* Task to carry out
Copy the lines from the beginning of the records through the line containing "- exercise-item: [213, 1885, 634, 1945]", both included, character for character.

* Data in this exercise
◆ ◆ ◆

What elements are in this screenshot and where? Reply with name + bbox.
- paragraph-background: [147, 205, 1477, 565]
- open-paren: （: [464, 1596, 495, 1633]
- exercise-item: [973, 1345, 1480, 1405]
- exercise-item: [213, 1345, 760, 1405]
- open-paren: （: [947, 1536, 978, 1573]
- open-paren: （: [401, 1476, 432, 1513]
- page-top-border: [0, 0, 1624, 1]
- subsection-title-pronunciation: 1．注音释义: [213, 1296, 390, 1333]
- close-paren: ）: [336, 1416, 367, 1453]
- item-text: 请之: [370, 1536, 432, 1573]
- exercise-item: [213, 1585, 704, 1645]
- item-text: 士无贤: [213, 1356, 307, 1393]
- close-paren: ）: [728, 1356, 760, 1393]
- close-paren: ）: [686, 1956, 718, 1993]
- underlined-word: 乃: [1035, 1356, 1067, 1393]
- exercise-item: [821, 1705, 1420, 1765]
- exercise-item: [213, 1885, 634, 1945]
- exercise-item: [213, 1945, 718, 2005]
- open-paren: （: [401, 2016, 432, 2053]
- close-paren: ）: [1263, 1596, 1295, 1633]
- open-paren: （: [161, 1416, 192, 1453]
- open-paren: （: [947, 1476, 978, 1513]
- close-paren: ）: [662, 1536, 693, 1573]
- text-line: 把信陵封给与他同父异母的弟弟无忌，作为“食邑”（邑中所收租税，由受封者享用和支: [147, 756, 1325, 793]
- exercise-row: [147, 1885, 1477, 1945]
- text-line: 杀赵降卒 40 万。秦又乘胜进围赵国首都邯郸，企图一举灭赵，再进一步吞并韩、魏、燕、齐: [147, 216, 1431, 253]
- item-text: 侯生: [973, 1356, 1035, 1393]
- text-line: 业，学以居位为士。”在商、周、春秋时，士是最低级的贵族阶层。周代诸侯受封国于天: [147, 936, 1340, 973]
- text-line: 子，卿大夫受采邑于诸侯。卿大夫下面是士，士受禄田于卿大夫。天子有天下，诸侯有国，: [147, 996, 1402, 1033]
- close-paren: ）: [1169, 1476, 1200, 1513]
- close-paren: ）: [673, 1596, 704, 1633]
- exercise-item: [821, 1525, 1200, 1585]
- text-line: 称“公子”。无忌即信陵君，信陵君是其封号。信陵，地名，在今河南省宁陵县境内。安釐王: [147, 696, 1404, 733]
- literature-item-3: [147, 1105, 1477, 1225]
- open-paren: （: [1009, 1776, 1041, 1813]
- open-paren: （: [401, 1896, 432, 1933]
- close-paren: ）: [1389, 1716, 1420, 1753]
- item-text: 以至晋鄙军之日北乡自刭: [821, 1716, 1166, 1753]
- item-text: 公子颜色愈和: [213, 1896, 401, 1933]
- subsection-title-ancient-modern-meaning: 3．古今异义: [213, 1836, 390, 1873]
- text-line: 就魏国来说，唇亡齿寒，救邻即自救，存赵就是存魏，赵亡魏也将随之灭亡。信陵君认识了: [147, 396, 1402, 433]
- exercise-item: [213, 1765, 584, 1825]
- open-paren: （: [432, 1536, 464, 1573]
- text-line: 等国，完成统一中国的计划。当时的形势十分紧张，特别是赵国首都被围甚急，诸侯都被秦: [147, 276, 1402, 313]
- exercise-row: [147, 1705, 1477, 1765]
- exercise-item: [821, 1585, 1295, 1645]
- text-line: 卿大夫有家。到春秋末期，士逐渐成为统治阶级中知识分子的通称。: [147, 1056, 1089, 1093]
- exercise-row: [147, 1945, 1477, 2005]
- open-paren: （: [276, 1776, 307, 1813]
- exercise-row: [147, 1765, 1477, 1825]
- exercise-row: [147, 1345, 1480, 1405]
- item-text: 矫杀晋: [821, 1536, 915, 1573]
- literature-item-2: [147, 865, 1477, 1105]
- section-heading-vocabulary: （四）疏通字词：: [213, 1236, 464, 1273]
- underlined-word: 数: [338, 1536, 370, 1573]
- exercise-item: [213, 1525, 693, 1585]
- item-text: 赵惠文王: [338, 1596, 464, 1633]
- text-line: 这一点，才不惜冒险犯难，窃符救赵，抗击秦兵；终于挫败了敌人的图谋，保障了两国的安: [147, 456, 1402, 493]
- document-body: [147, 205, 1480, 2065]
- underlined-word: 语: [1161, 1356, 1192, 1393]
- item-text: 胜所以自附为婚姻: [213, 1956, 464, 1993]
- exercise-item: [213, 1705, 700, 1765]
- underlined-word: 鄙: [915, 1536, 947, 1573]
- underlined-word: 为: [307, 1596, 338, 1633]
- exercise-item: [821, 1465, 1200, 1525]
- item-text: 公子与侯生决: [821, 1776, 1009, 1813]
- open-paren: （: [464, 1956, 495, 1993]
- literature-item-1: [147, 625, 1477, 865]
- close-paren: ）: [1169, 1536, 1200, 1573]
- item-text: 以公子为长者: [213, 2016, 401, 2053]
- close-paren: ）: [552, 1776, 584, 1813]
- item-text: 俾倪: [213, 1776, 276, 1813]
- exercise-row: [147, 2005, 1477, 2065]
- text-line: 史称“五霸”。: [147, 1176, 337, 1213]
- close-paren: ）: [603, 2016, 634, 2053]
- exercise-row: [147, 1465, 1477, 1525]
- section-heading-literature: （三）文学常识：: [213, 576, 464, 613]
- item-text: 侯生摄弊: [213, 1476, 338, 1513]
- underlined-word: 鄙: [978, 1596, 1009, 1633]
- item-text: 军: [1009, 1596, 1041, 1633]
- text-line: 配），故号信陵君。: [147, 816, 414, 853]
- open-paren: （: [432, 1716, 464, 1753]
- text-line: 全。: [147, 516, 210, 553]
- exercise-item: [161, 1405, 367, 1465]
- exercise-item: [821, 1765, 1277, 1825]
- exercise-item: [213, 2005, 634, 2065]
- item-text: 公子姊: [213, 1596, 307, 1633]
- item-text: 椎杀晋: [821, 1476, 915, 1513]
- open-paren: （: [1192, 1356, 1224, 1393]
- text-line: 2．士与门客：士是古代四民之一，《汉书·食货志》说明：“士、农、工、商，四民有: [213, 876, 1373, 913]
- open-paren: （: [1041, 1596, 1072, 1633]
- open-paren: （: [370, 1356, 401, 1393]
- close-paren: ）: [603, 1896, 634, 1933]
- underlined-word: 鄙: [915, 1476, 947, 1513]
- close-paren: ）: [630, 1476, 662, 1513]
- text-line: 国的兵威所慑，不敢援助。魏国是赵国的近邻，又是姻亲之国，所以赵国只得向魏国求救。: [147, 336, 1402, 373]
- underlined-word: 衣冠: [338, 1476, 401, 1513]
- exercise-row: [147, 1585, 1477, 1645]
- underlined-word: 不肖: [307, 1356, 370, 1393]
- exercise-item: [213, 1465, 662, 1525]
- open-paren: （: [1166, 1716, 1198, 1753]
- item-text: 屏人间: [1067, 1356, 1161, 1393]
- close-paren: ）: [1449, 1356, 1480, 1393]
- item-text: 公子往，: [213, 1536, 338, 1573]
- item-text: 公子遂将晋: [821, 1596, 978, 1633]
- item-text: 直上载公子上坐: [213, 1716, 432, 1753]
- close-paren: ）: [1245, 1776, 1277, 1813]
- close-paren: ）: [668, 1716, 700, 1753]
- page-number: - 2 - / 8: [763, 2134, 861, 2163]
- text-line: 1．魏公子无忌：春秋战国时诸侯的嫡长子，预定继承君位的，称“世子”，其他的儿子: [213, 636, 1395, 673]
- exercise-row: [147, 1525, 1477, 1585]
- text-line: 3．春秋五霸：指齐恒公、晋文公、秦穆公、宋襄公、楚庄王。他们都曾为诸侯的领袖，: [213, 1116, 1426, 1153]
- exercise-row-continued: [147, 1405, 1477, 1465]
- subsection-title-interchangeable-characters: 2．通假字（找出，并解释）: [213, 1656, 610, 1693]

◆ ◆ ◆

* Answer to the problem
What elements are in this screenshot and where? Reply with name + bbox.
- paragraph-background: [147, 205, 1477, 565]
- open-paren: （: [464, 1596, 495, 1633]
- exercise-item: [973, 1345, 1480, 1405]
- exercise-item: [213, 1345, 760, 1405]
- open-paren: （: [947, 1536, 978, 1573]
- open-paren: （: [401, 1476, 432, 1513]
- page-top-border: [0, 0, 1624, 1]
- subsection-title-pronunciation: 1．注音释义: [213, 1296, 390, 1333]
- close-paren: ）: [336, 1416, 367, 1453]
- item-text: 请之: [370, 1536, 432, 1573]
- exercise-item: [213, 1585, 704, 1645]
- item-text: 士无贤: [213, 1356, 307, 1393]
- close-paren: ）: [728, 1356, 760, 1393]
- close-paren: ）: [686, 1956, 718, 1993]
- underlined-word: 乃: [1035, 1356, 1067, 1393]
- exercise-item: [821, 1705, 1420, 1765]
- exercise-item: [213, 1885, 634, 1945]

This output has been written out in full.